Please filter the entries and return only the lines that include "écarter".

Dataset records:
________________

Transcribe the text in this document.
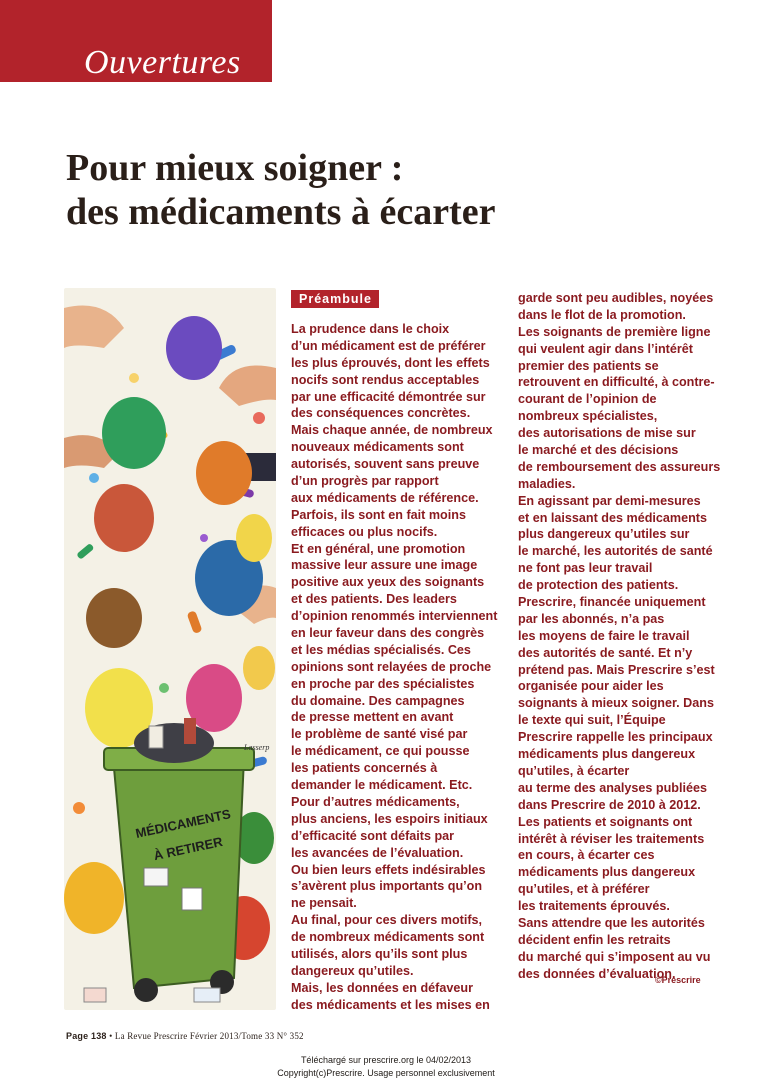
Ouvertures
Pour mieux soigner :
des médicaments à écarter
MÉDICAMENTS
À RETIRER
Lasserp
Préambule
La prudence dans le choix
d’un médicament est de préférer
les plus éprouvés, dont les effets
nocifs sont rendus acceptables
par une efficacité démontrée sur
des conséquences concrètes.
Mais chaque année, de nombreux
nouveaux médicaments sont
autorisés, souvent sans preuve
d’un progrès par rapport
aux médicaments de référence.
Parfois, ils sont en fait moins
efficaces ou plus nocifs.
Et en général, une promotion
massive leur assure une image
positive aux yeux des soignants
et des patients. Des leaders
d’opinion renommés interviennent
en leur faveur dans des congrès
et les médias spécialisés. Ces
opinions sont relayées de proche
en proche par des spécialistes
du domaine. Des campagnes
de presse mettent en avant
le problème de santé visé par
le médicament, ce qui pousse
les patients concernés à
demander le médicament. Etc.
Pour d’autres médicaments,
plus anciens, les espoirs initiaux
d’efficacité sont défaits par
les avancées de l’évaluation.
Ou bien leurs effets indésirables
s’avèrent plus importants qu’on
ne pensait.
Au final, pour ces divers motifs,
de nombreux médicaments sont
utilisés, alors qu’ils sont plus
dangereux qu’utiles.
Mais, les données en défaveur
des médicaments et les mises en
garde sont peu audibles, noyées
dans le flot de la promotion.
Les soignants de première ligne
qui veulent agir dans l’intérêt
premier des patients se
retrouvent en difficulté, à contre-
courant de l’opinion de
nombreux spécialistes,
des autorisations de mise sur
le marché et des décisions
de remboursement des assureurs
maladies.
En agissant par demi-mesures
et en laissant des médicaments
plus dangereux qu’utiles sur
le marché, les autorités de santé
ne font pas leur travail
de protection des patients.
Prescrire, financée uniquement
par les abonnés, n’a pas
les moyens de faire le travail
des autorités de santé. Et n’y
prétend pas. Mais Prescrire s’est
organisée pour aider les
soignants à mieux soigner. Dans
le texte qui suit, l’Équipe
Prescrire rappelle les principaux
médicaments plus dangereux
qu’utiles, à écarter
au terme des analyses publiées
dans Prescrire de 2010 à 2012.
Les patients et soignants ont
intérêt à réviser les traitements
en cours, à écarter ces
médicaments plus dangereux
qu’utiles, et à préférer
les traitements éprouvés.
Sans attendre que les autorités
décident enfin les retraits
du marché qui s’imposent au vu
des données d’évaluation.
©Prescrire
Page 138 • La Revue Prescrire Février 2013/Tome 33 N° 352
Téléchargé sur prescrire.org le 04/02/2013
Copyright(c)Prescrire. Usage personnel exclusivement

________________

**EXERCISE RESULT**
des médicaments à écarter
qu’utiles, à écarter
en cours, à écarter ces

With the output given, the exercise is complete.